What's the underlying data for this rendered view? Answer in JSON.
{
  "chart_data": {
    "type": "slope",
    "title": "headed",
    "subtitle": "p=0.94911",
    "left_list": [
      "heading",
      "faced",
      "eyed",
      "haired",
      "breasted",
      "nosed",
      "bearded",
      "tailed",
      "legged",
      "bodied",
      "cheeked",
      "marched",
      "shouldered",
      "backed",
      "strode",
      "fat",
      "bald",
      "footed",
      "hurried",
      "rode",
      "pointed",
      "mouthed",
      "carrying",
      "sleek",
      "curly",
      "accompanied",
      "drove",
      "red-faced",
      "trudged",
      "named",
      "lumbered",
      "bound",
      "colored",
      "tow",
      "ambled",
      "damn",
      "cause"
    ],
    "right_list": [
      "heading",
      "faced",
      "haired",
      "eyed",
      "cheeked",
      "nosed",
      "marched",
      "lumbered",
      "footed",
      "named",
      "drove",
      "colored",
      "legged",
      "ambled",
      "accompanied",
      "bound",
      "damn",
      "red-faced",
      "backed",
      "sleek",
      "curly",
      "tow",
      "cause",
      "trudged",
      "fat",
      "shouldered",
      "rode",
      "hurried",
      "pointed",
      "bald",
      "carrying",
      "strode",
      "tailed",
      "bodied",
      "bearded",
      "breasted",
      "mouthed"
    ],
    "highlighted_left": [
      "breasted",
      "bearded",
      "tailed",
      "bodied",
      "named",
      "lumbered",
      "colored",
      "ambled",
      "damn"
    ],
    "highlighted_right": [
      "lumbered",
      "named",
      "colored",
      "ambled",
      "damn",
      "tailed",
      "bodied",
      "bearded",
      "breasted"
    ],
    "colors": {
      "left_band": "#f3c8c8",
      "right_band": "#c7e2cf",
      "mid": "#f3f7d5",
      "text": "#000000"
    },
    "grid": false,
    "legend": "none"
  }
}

*WHAT YOU WILL DO*
Type out the full listing again, exactly as given.

*EXPECTED ANSWER*
What's the underlying data for this rendered view? Answer in JSON.
{
  "chart_data": {
    "type": "slope",
    "title": "headed",
    "subtitle": "p=0.94911",
    "left_list": [
      "heading",
      "faced",
      "eyed",
      "haired",
      "breasted",
      "nosed",
      "bearded",
      "tailed",
      "legged",
      "bodied",
      "cheeked",
      "marched",
      "shouldered",
      "backed",
      "strode",
      "fat",
      "bald",
      "footed",
      "hurried",
      "rode",
      "pointed",
      "mouthed",
      "carrying",
      "sleek",
      "curly",
      "accompanied",
      "drove",
      "red-faced",
      "trudged",
      "named",
      "lumbered",
      "bound",
      "colored",
      "tow",
      "ambled",
      "damn",
      "cause"
    ],
    "right_list": [
      "heading",
      "faced",
      "haired",
      "eyed",
      "cheeked",
      "nosed",
      "marched",
      "lumbered",
      "footed",
      "named",
      "drove",
      "colored",
      "legged",
      "ambled",
      "accompanied",
      "bound",
      "damn",
      "red-faced",
      "backed",
      "sleek",
      "curly",
      "tow",
      "cause",
      "trudged",
      "fat",
      "shouldered",
      "rode",
      "hurried",
      "pointed",
      "bald",
      "carrying",
      "strode",
      "tailed",
      "bodied",
      "bearded",
      "breasted",
      "mouthed"
    ],
    "highlighted_left": [
      "breasted",
      "bearded",
      "tailed",
      "bodied",
      "named",
      "lumbered",
      "colored",
      "ambled",
      "damn"
    ],
    "highlighted_right": [
      "lumbered",
      "named",
      "colored",
      "ambled",
      "damn",
      "tailed",
      "bodied",
      "bearded",
      "breasted"
    ],
    "colors": {
      "left_band": "#f3c8c8",
      "right_band": "#c7e2cf",
      "mid": "#f3f7d5",
      "text": "#000000"
    },
    "grid": false,
    "legend": "none"
  }
}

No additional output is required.